- WHAT IS NEEDED:
Leave out the images and repeat the listing below without a single change.

::::

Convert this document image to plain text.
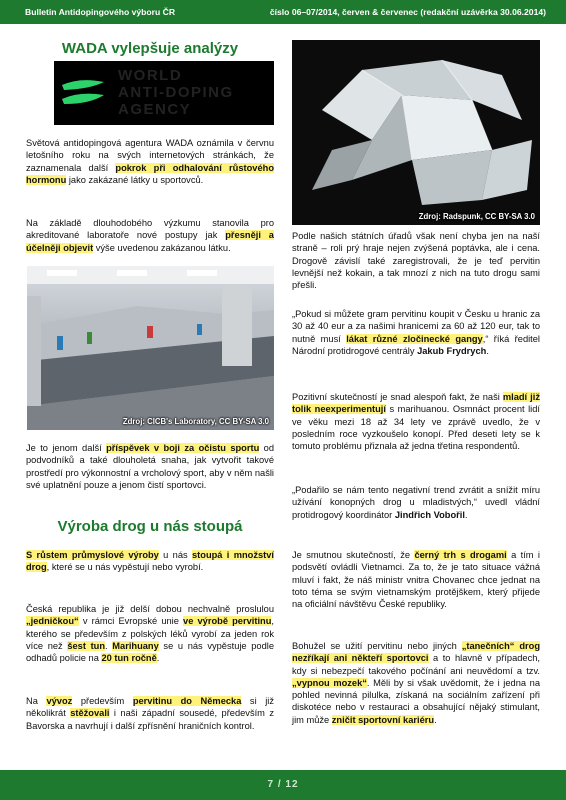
Bulletin Antidopingového výboru ČR	číslo 06–07/2014, červen & červenec (redakční uzávěrka 30.06.2014)
WADA vylepšuje analýzy
WORLD
ANTI-DOPING
AGENCY

Světová antidopingová agentura WADA oznámila v červnu letošního roku na svých internetových stránkách, že zaznamenala další pokrok při odhalování růstového hormonu jako zakázané látky u sportovců.

Na základě dlouhodobého výzkumu stanovila pro akreditované laboratoře nové postupy jak přesněji a účelněji objevit výše uvedenou zakázanou látku.

Zdroj: CICB's Laboratory, CC BY-SA 3.0

Je to jenom další příspěvek v boji za očistu sportu od podvodníků a také dlouholetá snaha, jak vytvořit takové prostředí pro výkonnostní a vrcholový sport, aby v něm našli své uplatnění pouze a jenom čistí sportovci.

Výroba drog u nás stoupá

S růstem průmyslové výroby u nás stoupá i množství drog, které se u nás vypěstují nebo vyrobí.

Česká republika je již delší dobou nechvalně proslulou „jedničkou“ v rámci Evropské unie ve výrobě pervitinu, kterého se především z polských léků vyrobí za jeden rok více než šest tun. Marihuany se u nás vypěstuje podle odhadů policie na 20 tun ročně.

Na vývoz především pervitinu do Německa si již několikrát stěžovali i naši západní sousedé, především z Bavorska a navrhují i další zpřísnění hraničních kontrol.

Zdroj: Radspunk, CC BY-SA 3.0

Podle našich státních úřadů však není chyba jen na naší straně – roli prý hraje nejen zvýšená poptávka, ale i cena. Drogově závislí také zaregistrovali, že je teď pervitin levnější než kokain, a tak mnozí z nich na tuto drogu sami přešli.

„Pokud si můžete gram pervitinu koupit v Česku u hranic za 30 až 40 eur a za našimi hranicemi za 60 až 120 eur, tak to nutně musí lákat různé zločinecké gangy,“ říká ředitel Národní protidrogové centrály Jakub Frydrych.

Pozitivní skutečností je snad alespoň fakt, že naši mladí již tolik neexperimentují s marihuanou. Osmnáct procent lidí ve věku mezi 18 až 34 lety ve zprávě uvedlo, že v posledním roce vyzkoušelo konopí. Před deseti lety se k tomuto problému přiznala až jedna třetina respondentů.

„Podařilo se nám tento negativní trend zvrátit a snížit míru užívání konopných drog u mladistvých,“ uvedl vládní protidrogový koordinátor Jindřich Vobořil.

Je smutnou skutečností, že černý trh s drogami a tím i podsvětí ovládli Vietnamci. Za to, že je tato situace vážná mluví i fakt, že náš ministr vnitra Chovanec chce jednat na toto téma se svým vietnamským protějškem, který přijede na oficiální návštěvu České republiky.

Bohužel se užití pervitinu nebo jiných „tanečních“ drog nezříkají ani někteří sportovci a to hlavně v případech, kdy si nebezpečí takového počínání ani neuvědomí a tzv. „vypnou mozek“. Měli by si však uvědomit, že i jedna na pohled nevinná pilulka, získaná na sociálním zařízení při diskotéce nebo v restauraci a obsahující nějaký stimulant, jim může zničit sportovní kariéru.

7 / 12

::::

- COMPLETED EXERCISE:
Convert this document image to plain text.
Bulletin Antidopingového výboru ČR	číslo 06–07/2014, červen & červenec (redakční uzávěrka 30.06.2014)
WADA vylepšuje analýzy
WORLD
ANTI-DOPING
AGENCY

Světová antidopingová agentura WADA oznámila v červnu letošního roku na svých internetových stránkách, že zaznamenala další pokrok při odhalování růstového hormonu jako zakázané látky u sportovců.

Na základě dlouhodobého výzkumu stanovila pro akreditované laboratoře nové postupy jak přesněji a účelněji objevit výše uvedenou zakázanou látku.

Zdroj: CICB's Laboratory, CC BY-SA 3.0

Je to jenom další příspěvek v boji za očistu sportu od podvodníků a také dlouholetá snaha, jak vytvořit takové prostředí pro výkonnostní a vrcholový sport, aby v něm našli své uplatnění pouze a jenom čistí sportovci.

Výroba drog u nás stoupá

S růstem průmyslové výroby u nás stoupá i množství drog, které se u nás vypěstují nebo vyrobí.

Česká republika je již delší dobou nechvalně proslulou „jedničkou“ v rámci Evropské unie ve výrobě pervitinu, kterého se především z polských léků vyrobí za jeden rok více než šest tun. Marihuany se u nás vypěstuje podle odhadů policie na 20 tun ročně.

Na vývoz především pervitinu do Německa si již několikrát stěžovali i naši západní sousedé, především z Bavorska a navrhují i další zpřísnění hraničních kontrol.

Zdroj: Radspunk, CC BY-SA 3.0

Podle našich státních úřadů však není chyba jen na naší straně – roli prý hraje nejen zvýšená poptávka, ale i cena. Drogově závislí také zaregistrovali, že je teď pervitin levnější než kokain, a tak mnozí z nich na tuto drogu sami přešli.

„Pokud si můžete gram pervitinu koupit v Česku u hranic za 30 až 40 eur a za našimi hranicemi za 60 až 120 eur, tak to nutně musí lákat různé zločinecké gangy,“ říká ředitel Národní protidrogové centrály Jakub Frydrych.

Pozitivní skutečností je snad alespoň fakt, že naši mladí již tolik neexperimentují s marihuanou. Osmnáct procent lidí ve věku mezi 18 až 34 lety ve zprávě uvedlo, že v posledním roce vyzkoušelo konopí. Před deseti lety se k tomuto problému přiznala až jedna třetina respondentů.

„Podařilo se nám tento negativní trend zvrátit a snížit míru užívání konopných drog u mladistvých,“ uvedl vládní protidrogový koordinátor Jindřich Vobořil.

Je smutnou skutečností, že černý trh s drogami a tím i podsvětí ovládli Vietnamci. Za to, že je tato situace vážná mluví i fakt, že náš ministr vnitra Chovanec chce jednat na toto téma se svým vietnamským protějškem, který přijede na oficiální návštěvu České republiky.

Bohužel se užití pervitinu nebo jiných „tanečních“ drog nezříkají ani někteří sportovci a to hlavně v případech, kdy si nebezpečí takového počínání ani neuvědomí a tzv. „vypnou mozek“. Měli by si však uvědomit, že i jedna na pohled nevinná pilulka, získaná na sociálním zařízení při diskotéce nebo v restauraci a obsahující nějaký stimulant, jim může zničit sportovní kariéru.

7 / 12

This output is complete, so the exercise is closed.